Exercise requirements: Every line below must be reproduced exactly. Copy them all.

[Stored data]
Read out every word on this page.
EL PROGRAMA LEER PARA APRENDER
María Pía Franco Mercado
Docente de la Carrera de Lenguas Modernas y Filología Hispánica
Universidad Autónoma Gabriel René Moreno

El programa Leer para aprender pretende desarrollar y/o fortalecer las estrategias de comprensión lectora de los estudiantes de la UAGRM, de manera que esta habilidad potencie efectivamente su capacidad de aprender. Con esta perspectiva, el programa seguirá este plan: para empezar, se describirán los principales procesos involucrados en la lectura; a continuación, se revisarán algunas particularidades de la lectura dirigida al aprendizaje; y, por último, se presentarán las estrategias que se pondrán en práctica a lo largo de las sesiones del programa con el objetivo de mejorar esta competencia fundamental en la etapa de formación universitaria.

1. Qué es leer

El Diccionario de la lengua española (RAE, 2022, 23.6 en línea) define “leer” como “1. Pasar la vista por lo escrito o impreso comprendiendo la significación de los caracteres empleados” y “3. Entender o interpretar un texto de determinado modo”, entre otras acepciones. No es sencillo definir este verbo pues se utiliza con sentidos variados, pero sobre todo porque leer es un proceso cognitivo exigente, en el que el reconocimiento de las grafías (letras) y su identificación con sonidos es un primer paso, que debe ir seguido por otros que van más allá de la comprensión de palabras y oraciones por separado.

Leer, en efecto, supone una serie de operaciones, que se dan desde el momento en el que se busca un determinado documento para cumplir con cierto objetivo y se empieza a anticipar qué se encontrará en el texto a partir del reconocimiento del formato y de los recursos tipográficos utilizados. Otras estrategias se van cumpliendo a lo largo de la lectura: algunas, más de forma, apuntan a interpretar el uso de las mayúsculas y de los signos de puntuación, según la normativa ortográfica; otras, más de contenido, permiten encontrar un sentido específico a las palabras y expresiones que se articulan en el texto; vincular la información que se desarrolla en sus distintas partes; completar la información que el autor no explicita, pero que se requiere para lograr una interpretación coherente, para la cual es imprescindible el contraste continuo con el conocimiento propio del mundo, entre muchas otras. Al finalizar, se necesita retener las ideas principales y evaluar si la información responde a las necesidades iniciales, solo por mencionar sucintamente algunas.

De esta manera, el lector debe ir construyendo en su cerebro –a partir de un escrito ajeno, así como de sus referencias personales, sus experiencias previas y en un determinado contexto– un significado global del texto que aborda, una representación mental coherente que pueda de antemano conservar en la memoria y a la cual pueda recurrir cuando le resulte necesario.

Exercise result:
Read out every word on this page.
EL PROGRAMA LEER PARA APRENDER
María Pía Franco Mercado
Docente de la Carrera de Lenguas Modernas y Filología Hispánica
Universidad Autónoma Gabriel René Moreno

El programa Leer para aprender pretende desarrollar y/o fortalecer las estrategias de comprensión lectora de los estudiantes de la UAGRM, de manera que esta habilidad potencie efectivamente su capacidad de aprender. Con esta perspectiva, el programa seguirá este plan: para empezar, se describirán los principales procesos involucrados en la lectura; a continuación, se revisarán algunas particularidades de la lectura dirigida al aprendizaje; y, por último, se presentarán las estrategias que se pondrán en práctica a lo largo de las sesiones del programa con el objetivo de mejorar esta competencia fundamental en la etapa de formación universitaria.

1. Qué es leer

El Diccionario de la lengua española (RAE, 2022, 23.6 en línea) define “leer” como “1. Pasar la vista por lo escrito o impreso comprendiendo la significación de los caracteres empleados” y “3. Entender o interpretar un texto de determinado modo”, entre otras acepciones. No es sencillo definir este verbo pues se utiliza con sentidos variados, pero sobre todo porque leer es un proceso cognitivo exigente, en el que el reconocimiento de las grafías (letras) y su identificación con sonidos es un primer paso, que debe ir seguido por otros que van más allá de la comprensión de palabras y oraciones por separado.

Leer, en efecto, supone una serie de operaciones, que se dan desde el momento en el que se busca un determinado documento para cumplir con cierto objetivo y se empieza a anticipar qué se encontrará en el texto a partir del reconocimiento del formato y de los recursos tipográficos utilizados. Otras estrategias se van cumpliendo a lo largo de la lectura: algunas, más de forma, apuntan a interpretar el uso de las mayúsculas y de los signos de puntuación, según la normativa ortográfica; otras, más de contenido, permiten encontrar un sentido específico a las palabras y expresiones que se articulan en el texto; vincular la información que se desarrolla en sus distintas partes; completar la información que el autor no explicita, pero que se requiere para lograr una interpretación coherente, para la cual es imprescindible el contraste continuo con el conocimiento propio del mundo, entre muchas otras. Al finalizar, se necesita retener las ideas principales y evaluar si la información responde a las necesidades iniciales, solo por mencionar sucintamente algunas.

De esta manera, el lector debe ir construyendo en su cerebro –a partir de un escrito ajeno, así como de sus referencias personales, sus experiencias previas y en un determinado contexto– un significado global del texto que aborda, una representación mental coherente que pueda de antemano conservar en la memoria y a la cual pueda recurrir cuando le resulte necesario.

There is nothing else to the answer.